= WORK INSTRUCTIONS =
Without including any pictures, write out the listing below exactly.
*-*-*
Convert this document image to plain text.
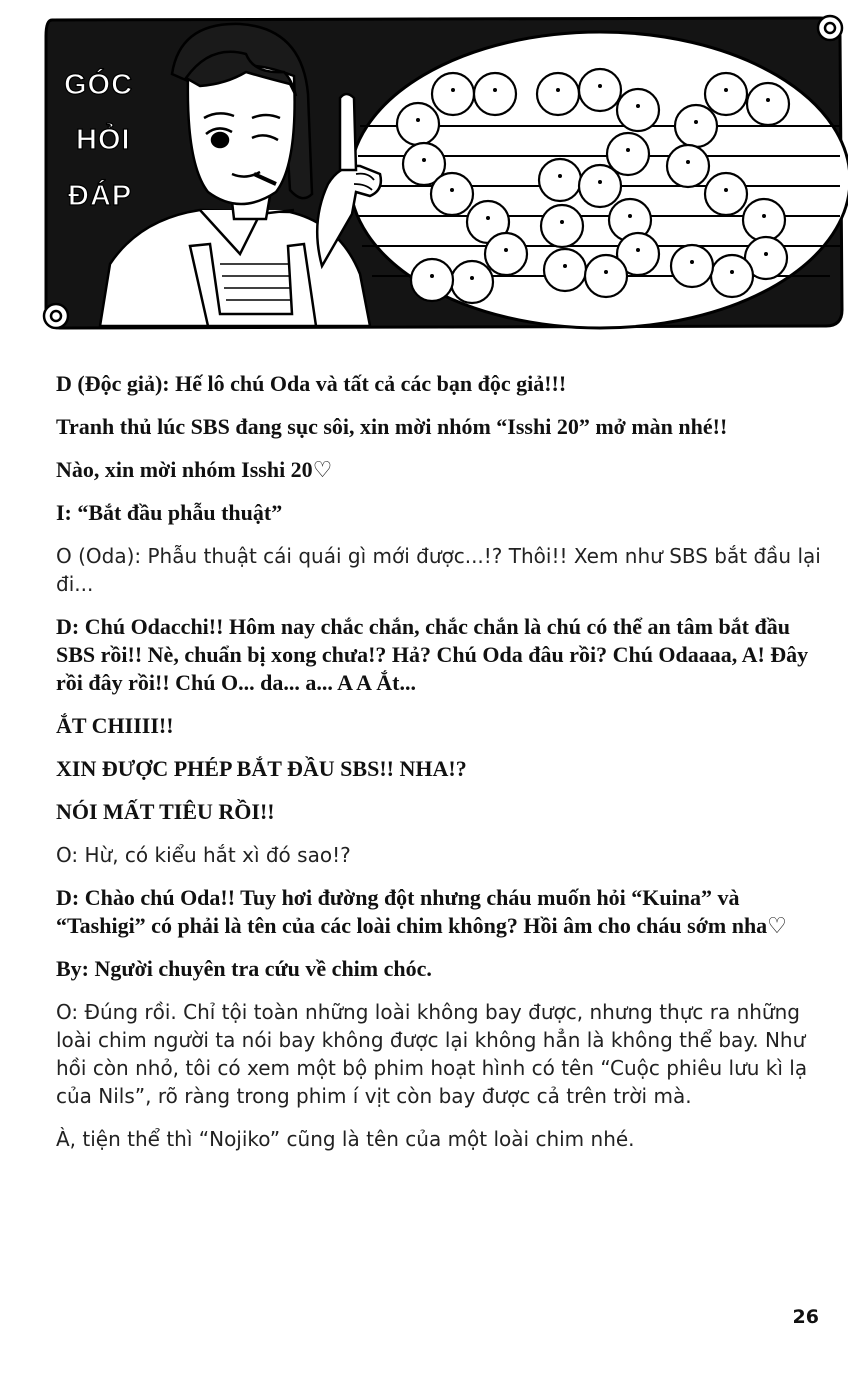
GÓC
HỎI
ĐÁP

D (Độc giả): Hế lô chú Oda và tất cả các bạn độc giả!!!

Tranh thủ lúc SBS đang sục sôi, xin mời nhóm “Isshi 20” mở màn nhé!!

Nào, xin mời nhóm Isshi 20♡

I: “Bắt đầu phẫu thuật”

O (Oda): Phẫu thuật cái quái gì mới được...!? Thôi!! Xem như SBS bắt đầu lại đi...

D: Chú Odacchi!! Hôm nay chắc chắn, chắc chắn là chú có thể an tâm bắt đầu SBS rồi!! Nè, chuẩn bị xong chưa!? Hả? Chú Oda đâu rồi? Chú Odaaaa, A! Đây rồi đây rồi!! Chú O... da... a... A A Ắt...

ẮT CHIIII!!

XIN ĐƯỢC PHÉP BẮT ĐẦU SBS!! NHA!?

NÓI MẤT TIÊU RỒI!!

O: Hừ, có kiểu hắt xì đó sao!?

D: Chào chú Oda!! Tuy hơi đường đột nhưng cháu muốn hỏi “Kuina” và “Tashigi” có phải là tên của các loài chim không? Hồi âm cho cháu sớm nha♡

By: Người chuyên tra cứu về chim chóc.

O: Đúng rồi. Chỉ tội toàn những loài không bay được, nhưng thực ra những loài chim người ta nói bay không được lại không hẳn là không thể bay. Như hồi còn nhỏ, tôi có xem một bộ phim hoạt hình có tên “Cuộc phiêu lưu kì lạ của Nils”, rõ ràng trong phim í vịt còn bay được cả trên trời mà.

À, tiện thể thì “Nojiko” cũng là tên của một loài chim nhé.

26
*-*-*
= SOLUTION TO THE PROBLEM =
Convert this document image to plain text.
GÓC
HỎI
ĐÁP

D (Độc giả): Hế lô chú Oda và tất cả các bạn độc giả!!!

Tranh thủ lúc SBS đang sục sôi, xin mời nhóm “Isshi 20” mở màn nhé!!

Nào, xin mời nhóm Isshi 20♡

I: “Bắt đầu phẫu thuật”

O (Oda): Phẫu thuật cái quái gì mới được...!? Thôi!! Xem như SBS bắt đầu lại đi...

D: Chú Odacchi!! Hôm nay chắc chắn, chắc chắn là chú có thể an tâm bắt đầu SBS rồi!! Nè, chuẩn bị xong chưa!? Hả? Chú Oda đâu rồi? Chú Odaaaa, A! Đây rồi đây rồi!! Chú O... da... a... A A Ắt...

ẮT CHIIII!!

XIN ĐƯỢC PHÉP BẮT ĐẦU SBS!! NHA!?

NÓI MẤT TIÊU RỒI!!

O: Hừ, có kiểu hắt xì đó sao!?

D: Chào chú Oda!! Tuy hơi đường đột nhưng cháu muốn hỏi “Kuina” và “Tashigi” có phải là tên của các loài chim không? Hồi âm cho cháu sớm nha♡

By: Người chuyên tra cứu về chim chóc.

O: Đúng rồi. Chỉ tội toàn những loài không bay được, nhưng thực ra những loài chim người ta nói bay không được lại không hẳn là không thể bay. Như hồi còn nhỏ, tôi có xem một bộ phim hoạt hình có tên “Cuộc phiêu lưu kì lạ của Nils”, rõ ràng trong phim í vịt còn bay được cả trên trời mà.

À, tiện thể thì “Nojiko” cũng là tên của một loài chim nhé.

26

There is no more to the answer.